====== Listing ======
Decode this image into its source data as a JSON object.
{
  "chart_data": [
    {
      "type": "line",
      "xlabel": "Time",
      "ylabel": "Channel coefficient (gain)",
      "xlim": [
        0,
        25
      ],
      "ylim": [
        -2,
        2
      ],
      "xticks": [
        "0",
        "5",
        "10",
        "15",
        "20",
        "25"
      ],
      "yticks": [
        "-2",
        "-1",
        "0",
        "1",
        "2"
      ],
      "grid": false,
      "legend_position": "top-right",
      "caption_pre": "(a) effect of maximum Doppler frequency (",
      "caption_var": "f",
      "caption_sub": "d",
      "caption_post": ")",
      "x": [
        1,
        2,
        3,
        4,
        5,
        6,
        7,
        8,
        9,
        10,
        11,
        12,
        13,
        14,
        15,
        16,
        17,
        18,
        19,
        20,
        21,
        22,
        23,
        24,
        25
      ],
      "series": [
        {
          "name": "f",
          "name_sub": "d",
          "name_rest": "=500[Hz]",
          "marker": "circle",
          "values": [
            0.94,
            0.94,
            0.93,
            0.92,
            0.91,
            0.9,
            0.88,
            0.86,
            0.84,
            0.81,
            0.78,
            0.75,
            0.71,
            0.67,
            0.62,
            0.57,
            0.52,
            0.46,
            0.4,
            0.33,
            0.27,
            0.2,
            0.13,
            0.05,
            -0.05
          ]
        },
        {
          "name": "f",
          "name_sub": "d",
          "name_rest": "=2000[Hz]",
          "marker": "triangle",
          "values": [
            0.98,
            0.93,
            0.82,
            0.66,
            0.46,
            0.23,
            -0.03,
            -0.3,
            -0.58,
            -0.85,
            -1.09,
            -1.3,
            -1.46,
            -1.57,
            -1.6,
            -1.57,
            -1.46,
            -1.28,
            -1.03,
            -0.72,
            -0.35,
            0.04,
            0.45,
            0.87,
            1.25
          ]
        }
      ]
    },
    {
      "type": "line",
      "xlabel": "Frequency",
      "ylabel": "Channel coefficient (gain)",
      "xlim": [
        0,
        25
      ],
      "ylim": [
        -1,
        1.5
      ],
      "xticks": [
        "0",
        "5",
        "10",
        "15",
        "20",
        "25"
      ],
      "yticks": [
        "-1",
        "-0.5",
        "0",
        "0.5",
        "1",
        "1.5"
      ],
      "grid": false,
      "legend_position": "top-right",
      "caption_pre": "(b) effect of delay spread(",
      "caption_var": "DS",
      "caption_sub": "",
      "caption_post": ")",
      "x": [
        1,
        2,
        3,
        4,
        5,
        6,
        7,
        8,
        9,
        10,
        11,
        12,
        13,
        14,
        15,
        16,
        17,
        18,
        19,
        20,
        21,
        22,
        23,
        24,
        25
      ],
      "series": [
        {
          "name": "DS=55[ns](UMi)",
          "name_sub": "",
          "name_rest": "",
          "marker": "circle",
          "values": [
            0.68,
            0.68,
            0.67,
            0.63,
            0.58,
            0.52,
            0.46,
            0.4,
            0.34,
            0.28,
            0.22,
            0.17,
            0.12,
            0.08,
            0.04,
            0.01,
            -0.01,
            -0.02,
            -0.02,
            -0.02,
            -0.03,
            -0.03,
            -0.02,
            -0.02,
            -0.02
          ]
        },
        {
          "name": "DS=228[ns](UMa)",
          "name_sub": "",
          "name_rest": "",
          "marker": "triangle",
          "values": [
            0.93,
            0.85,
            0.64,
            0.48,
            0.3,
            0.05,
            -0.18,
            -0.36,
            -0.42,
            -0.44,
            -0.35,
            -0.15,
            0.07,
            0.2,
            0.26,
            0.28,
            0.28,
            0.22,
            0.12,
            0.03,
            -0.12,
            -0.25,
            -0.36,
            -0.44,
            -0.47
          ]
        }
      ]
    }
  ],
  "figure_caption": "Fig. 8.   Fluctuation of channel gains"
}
======
Set down all of the records shown above once more, exactly.

Decode this image into its source data as a JSON object.
{
  "chart_data": [
    {
      "type": "line",
      "xlabel": "Time",
      "ylabel": "Channel coefficient (gain)",
      "xlim": [
        0,
        25
      ],
      "ylim": [
        -2,
        2
      ],
      "xticks": [
        "0",
        "5",
        "10",
        "15",
        "20",
        "25"
      ],
      "yticks": [
        "-2",
        "-1",
        "0",
        "1",
        "2"
      ],
      "grid": false,
      "legend_position": "top-right",
      "caption_pre": "(a) effect of maximum Doppler frequency (",
      "caption_var": "f",
      "caption_sub": "d",
      "caption_post": ")",
      "x": [
        1,
        2,
        3,
        4,
        5,
        6,
        7,
        8,
        9,
        10,
        11,
        12,
        13,
        14,
        15,
        16,
        17,
        18,
        19,
        20,
        21,
        22,
        23,
        24,
        25
      ],
      "series": [
        {
          "name": "f",
          "name_sub": "d",
          "name_rest": "=500[Hz]",
          "marker": "circle",
          "values": [
            0.94,
            0.94,
            0.93,
            0.92,
            0.91,
            0.9,
            0.88,
            0.86,
            0.84,
            0.81,
            0.78,
            0.75,
            0.71,
            0.67,
            0.62,
            0.57,
            0.52,
            0.46,
            0.4,
            0.33,
            0.27,
            0.2,
            0.13,
            0.05,
            -0.05
          ]
        },
        {
          "name": "f",
          "name_sub": "d",
          "name_rest": "=2000[Hz]",
          "marker": "triangle",
          "values": [
            0.98,
            0.93,
            0.82,
            0.66,
            0.46,
            0.23,
            -0.03,
            -0.3,
            -0.58,
            -0.85,
            -1.09,
            -1.3,
            -1.46,
            -1.57,
            -1.6,
            -1.57,
            -1.46,
            -1.28,
            -1.03,
            -0.72,
            -0.35,
            0.04,
            0.45,
            0.87,
            1.25
          ]
        }
      ]
    },
    {
      "type": "line",
      "xlabel": "Frequency",
      "ylabel": "Channel coefficient (gain)",
      "xlim": [
        0,
        25
      ],
      "ylim": [
        -1,
        1.5
      ],
      "xticks": [
        "0",
        "5",
        "10",
        "15",
        "20",
        "25"
      ],
      "yticks": [
        "-1",
        "-0.5",
        "0",
        "0.5",
        "1",
        "1.5"
      ],
      "grid": false,
      "legend_position": "top-right",
      "caption_pre": "(b) effect of delay spread(",
      "caption_var": "DS",
      "caption_sub": "",
      "caption_post": ")",
      "x": [
        1,
        2,
        3,
        4,
        5,
        6,
        7,
        8,
        9,
        10,
        11,
        12,
        13,
        14,
        15,
        16,
        17,
        18,
        19,
        20,
        21,
        22,
        23,
        24,
        25
      ],
      "series": [
        {
          "name": "DS=55[ns](UMi)",
          "name_sub": "",
          "name_rest": "",
          "marker": "circle",
          "values": [
            0.68,
            0.68,
            0.67,
            0.63,
            0.58,
            0.52,
            0.46,
            0.4,
            0.34,
            0.28,
            0.22,
            0.17,
            0.12,
            0.08,
            0.04,
            0.01,
            -0.01,
            -0.02,
            -0.02,
            -0.02,
            -0.03,
            -0.03,
            -0.02,
            -0.02,
            -0.02
          ]
        },
        {
          "name": "DS=228[ns](UMa)",
          "name_sub": "",
          "name_rest": "",
          "marker": "triangle",
          "values": [
            0.93,
            0.85,
            0.64,
            0.48,
            0.3,
            0.05,
            -0.18,
            -0.36,
            -0.42,
            -0.44,
            -0.35,
            -0.15,
            0.07,
            0.2,
            0.26,
            0.28,
            0.28,
            0.22,
            0.12,
            0.03,
            -0.12,
            -0.25,
            -0.36,
            -0.44,
            -0.47
          ]
        }
      ]
    }
  ],
  "figure_caption": "Fig. 8.   Fluctuation of channel gains"
}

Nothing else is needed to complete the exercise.